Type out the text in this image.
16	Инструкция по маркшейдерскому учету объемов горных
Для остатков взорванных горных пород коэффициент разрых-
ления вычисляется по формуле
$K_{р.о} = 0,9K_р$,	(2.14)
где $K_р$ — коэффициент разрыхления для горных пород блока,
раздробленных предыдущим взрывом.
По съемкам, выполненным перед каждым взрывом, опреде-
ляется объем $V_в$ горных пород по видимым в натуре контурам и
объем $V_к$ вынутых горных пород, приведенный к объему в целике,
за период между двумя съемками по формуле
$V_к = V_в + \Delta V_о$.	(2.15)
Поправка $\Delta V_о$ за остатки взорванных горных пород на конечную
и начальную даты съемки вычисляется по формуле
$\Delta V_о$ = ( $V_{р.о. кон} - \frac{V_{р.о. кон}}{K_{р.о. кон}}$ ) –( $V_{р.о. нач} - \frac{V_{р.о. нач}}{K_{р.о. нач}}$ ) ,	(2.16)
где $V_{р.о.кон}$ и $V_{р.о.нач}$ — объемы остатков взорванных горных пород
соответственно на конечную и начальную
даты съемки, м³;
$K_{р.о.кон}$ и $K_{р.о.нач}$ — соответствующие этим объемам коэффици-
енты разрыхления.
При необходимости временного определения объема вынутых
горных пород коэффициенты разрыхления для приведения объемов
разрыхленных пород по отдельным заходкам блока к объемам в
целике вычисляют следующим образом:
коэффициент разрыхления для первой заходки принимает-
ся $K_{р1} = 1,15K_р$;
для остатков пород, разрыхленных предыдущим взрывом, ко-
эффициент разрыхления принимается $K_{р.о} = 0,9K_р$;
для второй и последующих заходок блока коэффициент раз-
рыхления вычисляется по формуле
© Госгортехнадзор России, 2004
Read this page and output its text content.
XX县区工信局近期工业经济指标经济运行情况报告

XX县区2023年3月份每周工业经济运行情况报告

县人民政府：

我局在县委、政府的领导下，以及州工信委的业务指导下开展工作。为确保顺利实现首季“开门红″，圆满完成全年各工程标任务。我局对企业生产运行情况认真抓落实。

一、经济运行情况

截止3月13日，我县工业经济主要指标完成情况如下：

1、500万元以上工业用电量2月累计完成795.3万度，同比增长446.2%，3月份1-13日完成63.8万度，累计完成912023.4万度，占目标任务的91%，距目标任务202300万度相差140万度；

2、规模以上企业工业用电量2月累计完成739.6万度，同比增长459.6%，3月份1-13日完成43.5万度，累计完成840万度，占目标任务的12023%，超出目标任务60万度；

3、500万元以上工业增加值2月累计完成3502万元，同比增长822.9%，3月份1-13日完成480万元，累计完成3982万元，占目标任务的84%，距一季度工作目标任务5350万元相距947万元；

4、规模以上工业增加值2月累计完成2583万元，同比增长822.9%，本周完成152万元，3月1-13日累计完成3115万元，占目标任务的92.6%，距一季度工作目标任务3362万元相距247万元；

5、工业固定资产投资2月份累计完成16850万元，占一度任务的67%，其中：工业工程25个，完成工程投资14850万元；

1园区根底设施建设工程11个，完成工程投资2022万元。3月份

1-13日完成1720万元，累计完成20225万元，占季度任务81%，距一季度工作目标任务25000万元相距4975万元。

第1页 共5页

..........

**Written problem:**
Reproduce each line verbatim.

**Answer for this exercise:**
Type out the text in this image.
16	Инструкция по маркшейдерскому учету объемов горных
Для остатков взорванных горных пород коэффициент разрых-
ления вычисляется по формуле
$K_{р.о} = 0,9K_р$,	(2.14)
где $K_р$ — коэффициент разрыхления для горных пород блока,
раздробленных предыдущим взрывом.
По съемкам, выполненным перед каждым взрывом, опреде-
ляется объем $V_в$ горных пород по видимым в натуре контурам и
объем $V_к$ вынутых горных пород, приведенный к объему в целике,
за период между двумя съемками по формуле
$V_к = V_в + \Delta V_о$.	(2.15)
Поправка $\Delta V_о$ за остатки взорванных горных пород на конечную
и начальную даты съемки вычисляется по формуле
$\Delta V_о$ = ( $V_{р.о. кон} - \frac{V_{р.о. кон}}{K_{р.о. кон}}$ ) –( $V_{р.о. нач} - \frac{V_{р.о. нач}}{K_{р.о. нач}}$ ) ,	(2.16)
где $V_{р.о.кон}$ и $V_{р.о.нач}$ — объемы остатков взорванных горных пород
соответственно на конечную и начальную
даты съемки, м³;
$K_{р.о.кон}$ и $K_{р.о.нач}$ — соответствующие этим объемам коэффици-
енты разрыхления.
При необходимости временного определения объема вынутых
горных пород коэффициенты разрыхления для приведения объемов
разрыхленных пород по отдельным заходкам блока к объемам в
целике вычисляют следующим образом:
коэффициент разрыхления для первой заходки принимает-
ся $K_{р1} = 1,15K_р$;
для остатков пород, разрыхленных предыдущим взрывом, ко-
эффициент разрыхления принимается $K_{р.о} = 0,9K_р$;
для второй и последующих заходок блока коэффициент раз-
рыхления вычисляется по формуле
© Госгортехнадзор России, 2004
Read this page and output its text content.
XX县区工信局近期工业经济指标经济运行情况报告

XX县区2023年3月份每周工业经济运行情况报告

县人民政府：

我局在县委、政府的领导下，以及州工信委的业务指导下开展工作。为确保顺利实现首季“开门红″，圆满完成全年各工程标任务。我局对企业生产运行情况认真抓落实。

一、经济运行情况

截止3月13日，我县工业经济主要指标完成情况如下：

1、500万元以上工业用电量2月累计完成795.3万度，同比增长446.2%，3月份1-13日完成63.8万度，累计完成912023.4万度，占目标任务的91%，距目标任务202300万度相差140万度；

2、规模以上企业工业用电量2月累计完成739.6万度，同比增长459.6%，3月份1-13日完成43.5万度，累计完成840万度，占目标任务的12023%，超出目标任务60万度；

3、500万元以上工业增加值2月累计完成3502万元，同比增长822.9%，3月份1-13日完成480万元，累计完成3982万元，占目标任务的84%，距一季度工作目标任务5350万元相距947万元；

4、规模以上工业增加值2月累计完成2583万元，同比增长822.9%，本周完成152万元，3月1-13日累计完成3115万元，占目标任务的92.6%，距一季度工作目标任务3362万元相距247万元；

5、工业固定资产投资2月份累计完成16850万元，占一度任务的67%，其中：工业工程25个，完成工程投资14850万元；

1园区根底设施建设工程11个，完成工程投资2022万元。3月份

1-13日完成1720万元，累计完成20225万元，占季度任务81%，距一季度工作目标任务25000万元相距4975万元。

第1页 共5页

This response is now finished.